┌──
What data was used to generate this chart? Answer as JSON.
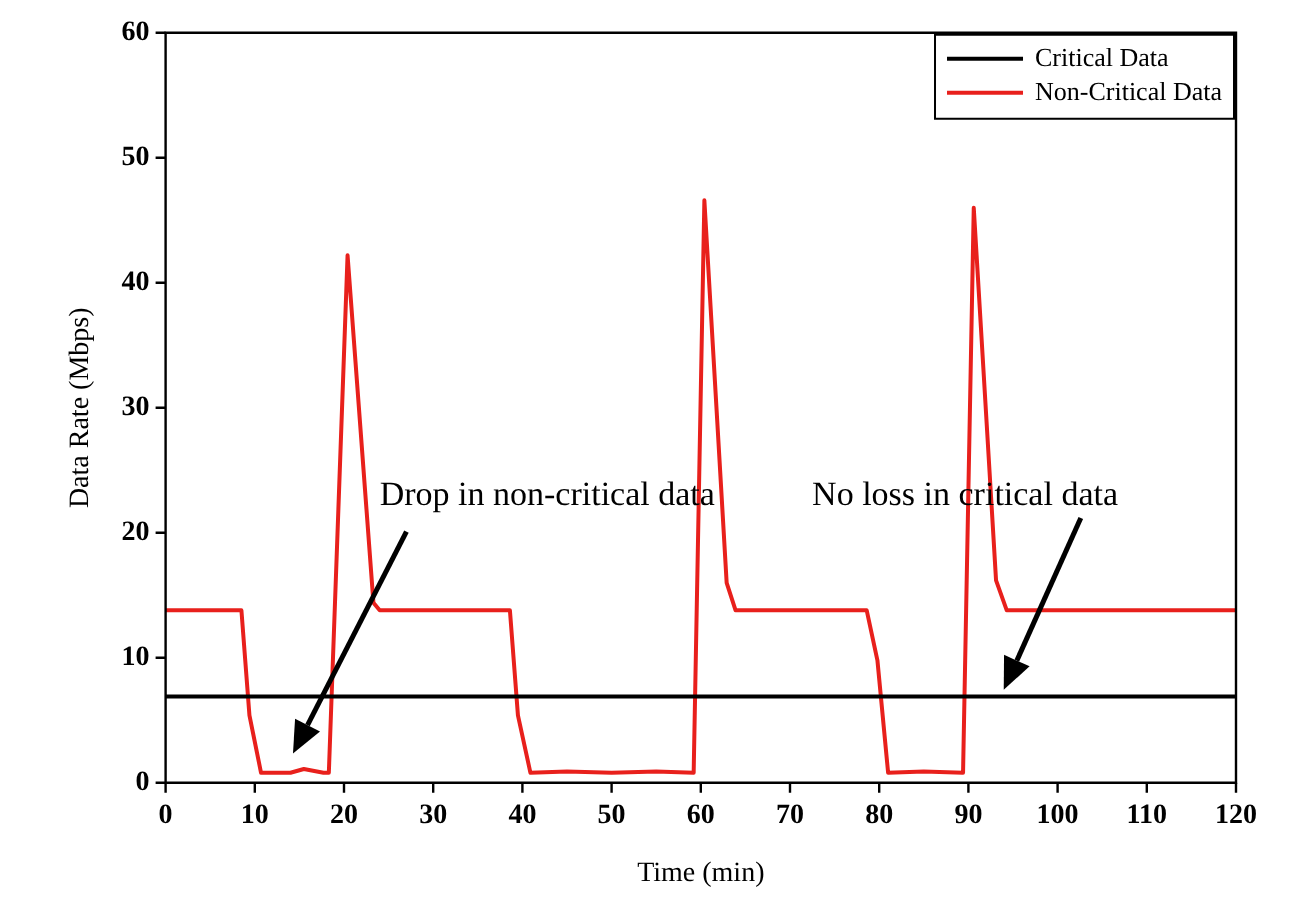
{
  "chart_data": {
    "type": "line",
    "xlabel": "Time (min)",
    "ylabel": "Data Rate (Mbps)",
    "xlim": [
      0,
      120
    ],
    "xticks": [
      0,
      10,
      20,
      30,
      40,
      50,
      60,
      70,
      80,
      90,
      100,
      110,
      120
    ],
    "ylim": [
      0,
      60
    ],
    "yticks": [
      0,
      10,
      20,
      30,
      40,
      50,
      60
    ],
    "grid": false,
    "legend": "top right",
    "marker": "none",
    "line_style": "solid",
    "series": [
      {
        "name": "Critical Data",
        "color": "#000000",
        "x": [
          0,
          120
        ],
        "values": [
          6.9,
          6.9
        ]
      },
      {
        "name": "Non-Critical Data",
        "color": "#e8201c",
        "x": [
          0,
          8.5,
          9.4,
          10.7,
          14,
          15.5,
          17.7,
          18.3,
          20.4,
          23.3,
          24,
          38.6,
          39.5,
          40.9,
          45,
          50,
          55,
          59.2,
          60.4,
          62.9,
          63.9,
          78.6,
          79.8,
          81,
          85,
          89.4,
          90.6,
          93.1,
          94.3,
          120
        ],
        "values": [
          13.8,
          13.8,
          5.4,
          0.8,
          0.8,
          1.1,
          0.8,
          0.8,
          42.2,
          14.4,
          13.8,
          13.8,
          5.4,
          0.8,
          0.9,
          0.8,
          0.9,
          0.8,
          46.6,
          16,
          13.8,
          13.8,
          9.8,
          0.8,
          0.9,
          0.8,
          46,
          16.2,
          13.8,
          13.8
        ]
      }
    ],
    "annotations": [
      "Drop in non-critical data",
      "No loss in critical data"
    ]
  }
}
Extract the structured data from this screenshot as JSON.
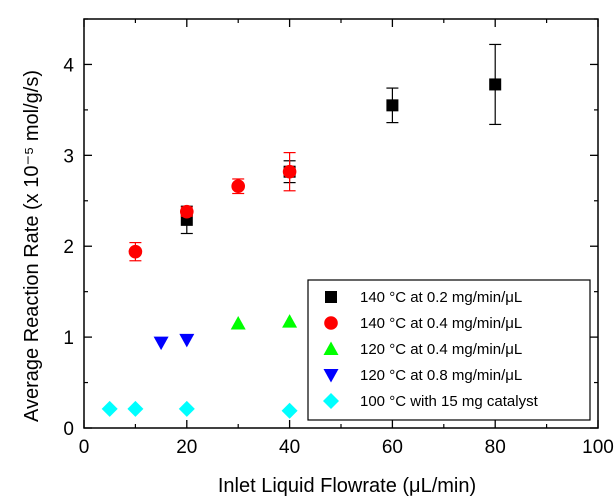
{
  "chart_data": {
    "type": "scatter",
    "xlabel": "Inlet Liquid Flowrate (μL/min)",
    "ylabel": "Average Reaction Rate (x 10⁻⁵ mol/g/s)",
    "xlim": [
      0,
      100
    ],
    "ylim": [
      0,
      4.5
    ],
    "xticks": [
      "0",
      "20",
      "40",
      "60",
      "80",
      "100"
    ],
    "yticks": [
      "0",
      "1",
      "2",
      "3",
      "4"
    ],
    "grid": false,
    "legend_position": "bottom-right",
    "series": [
      {
        "name": "140 °C at 0.2 mg/min/μL",
        "marker": "square",
        "color": "#000000",
        "points": [
          {
            "x": 20,
            "y": 2.29,
            "err": 0.15
          },
          {
            "x": 40,
            "y": 2.82,
            "err": 0.12
          },
          {
            "x": 60,
            "y": 3.55,
            "err": 0.19
          },
          {
            "x": 80,
            "y": 3.78,
            "err": 0.44
          }
        ]
      },
      {
        "name": "140 °C at 0.4 mg/min/μL",
        "marker": "circle",
        "color": "#ff0000",
        "points": [
          {
            "x": 10,
            "y": 1.94,
            "err": 0.1
          },
          {
            "x": 20,
            "y": 2.38,
            "err": 0.05
          },
          {
            "x": 30,
            "y": 2.66,
            "err": 0.08
          },
          {
            "x": 40,
            "y": 2.82,
            "err": 0.21
          }
        ]
      },
      {
        "name": "120 °C at 0.4 mg/min/μL",
        "marker": "triangle-up",
        "color": "#00ff00",
        "points": [
          {
            "x": 30,
            "y": 1.15,
            "err": 0
          },
          {
            "x": 40,
            "y": 1.17,
            "err": 0
          }
        ]
      },
      {
        "name": "120 °C at 0.8 mg/min/μL",
        "marker": "triangle-down",
        "color": "#0000ff",
        "points": [
          {
            "x": 15,
            "y": 0.94,
            "err": 0
          },
          {
            "x": 20,
            "y": 0.97,
            "err": 0
          }
        ]
      },
      {
        "name": "100 °C with 15 mg catalyst",
        "marker": "diamond",
        "color": "#00ffff",
        "points": [
          {
            "x": 5,
            "y": 0.21,
            "err": 0
          },
          {
            "x": 10,
            "y": 0.21,
            "err": 0
          },
          {
            "x": 20,
            "y": 0.21,
            "err": 0
          },
          {
            "x": 40,
            "y": 0.19,
            "err": 0
          }
        ]
      }
    ]
  }
}
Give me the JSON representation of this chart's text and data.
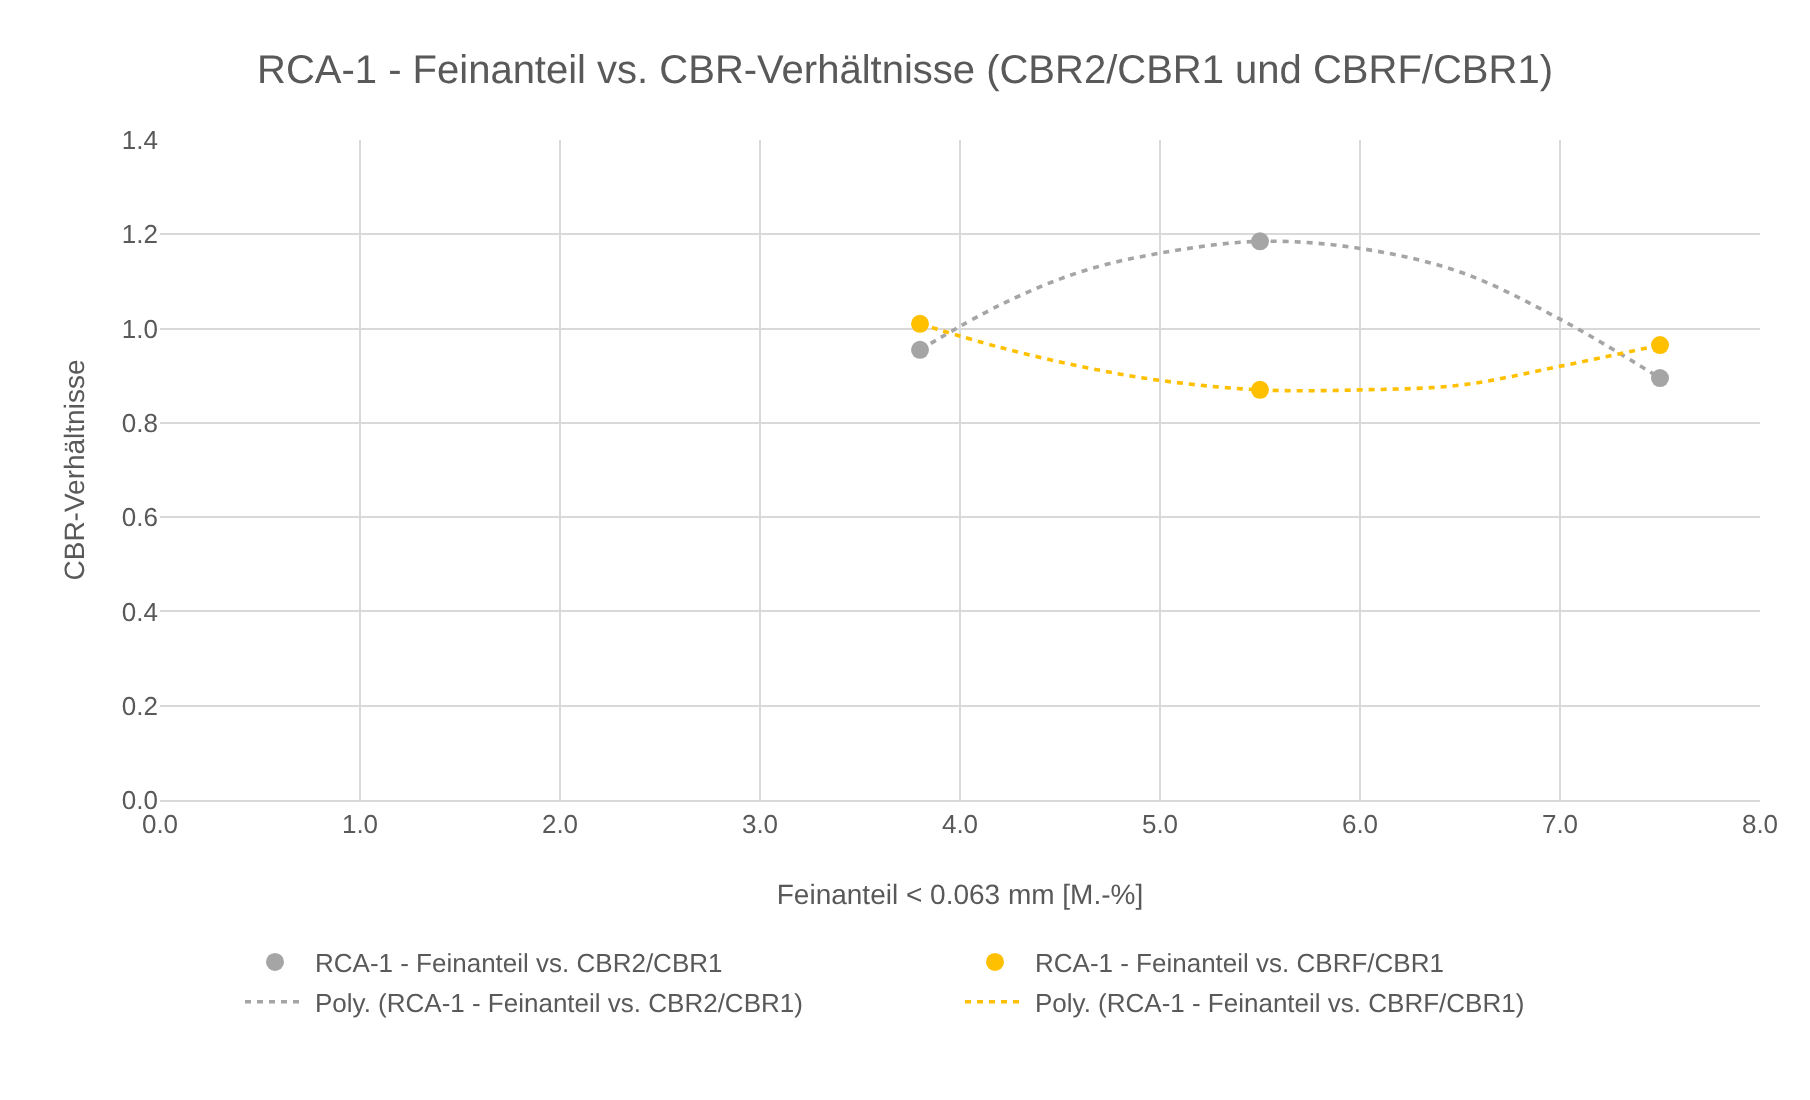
{
  "chart_data": {
    "type": "scatter",
    "title": "RCA-1 - Feinanteil vs. CBR-Verhältnisse (CBR2/CBR1 und CBRF/CBR1)",
    "xlabel": "Feinanteil < 0.063 mm [M.-%]",
    "ylabel": "CBR-Verhältnisse",
    "xlim": [
      0,
      8
    ],
    "xticks": [
      {
        "value": 0,
        "label": "0.0"
      },
      {
        "value": 1,
        "label": "1.0"
      },
      {
        "value": 2,
        "label": "2.0"
      },
      {
        "value": 3,
        "label": "3.0"
      },
      {
        "value": 4,
        "label": "4.0"
      },
      {
        "value": 5,
        "label": "5.0"
      },
      {
        "value": 6,
        "label": "6.0"
      },
      {
        "value": 7,
        "label": "7.0"
      },
      {
        "value": 8,
        "label": "8.0"
      }
    ],
    "ylim": [
      0,
      1.4
    ],
    "yticks": [
      {
        "value": 0,
        "label": "0.0"
      },
      {
        "value": 0.2,
        "label": "0.2"
      },
      {
        "value": 0.4,
        "label": "0.4"
      },
      {
        "value": 0.6,
        "label": "0.6"
      },
      {
        "value": 0.8,
        "label": "0.8"
      },
      {
        "value": 1,
        "label": "1.0"
      },
      {
        "value": 1.2,
        "label": "1.2"
      },
      {
        "value": 1.4,
        "label": "1.4"
      }
    ],
    "grid": true,
    "legend": "bottom",
    "marker": "circle",
    "x": [
      3.8,
      5.5,
      7.5
    ],
    "series": [
      {
        "name": "RCA-1 - Feinanteil vs. CBR2/CBR1",
        "color": "#a5a5a5",
        "values": [
          0.955,
          1.185,
          0.895
        ]
      },
      {
        "name": "RCA-1 - Feinanteil vs. CBRF/CBR1",
        "color": "#ffc000",
        "values": [
          1.01,
          0.87,
          0.965
        ]
      },
      {
        "name": "Poly. (RCA-1 - Feinanteil vs. CBR2/CBR1)",
        "type": "line",
        "line_style": "dotted",
        "marker": "none",
        "color": "#a5a5a5",
        "x": [
          3.8,
          4.2,
          4.6,
          5.0,
          5.5,
          6.0,
          6.5,
          7.0,
          7.5
        ],
        "values": [
          0.955,
          1.05,
          1.12,
          1.16,
          1.185,
          1.17,
          1.12,
          1.02,
          0.895
        ]
      },
      {
        "name": "Poly. (RCA-1 - Feinanteil vs. CBRF/CBR1)",
        "type": "line",
        "line_style": "dotted",
        "marker": "none",
        "color": "#ffc000",
        "x": [
          3.8,
          4.2,
          4.6,
          5.0,
          5.5,
          6.0,
          6.5,
          7.0,
          7.5
        ],
        "values": [
          1.01,
          0.96,
          0.92,
          0.89,
          0.87,
          0.87,
          0.88,
          0.92,
          0.965
        ]
      }
    ]
  }
}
└──
Set exercise » Collect every line from the records above that contains the word "JSON".

Task response »
What data was used to generate this chart? Answer as JSON.
Extract the structured data from this screenshot as JSON.
Give me the JSON representation of this chart's text and data.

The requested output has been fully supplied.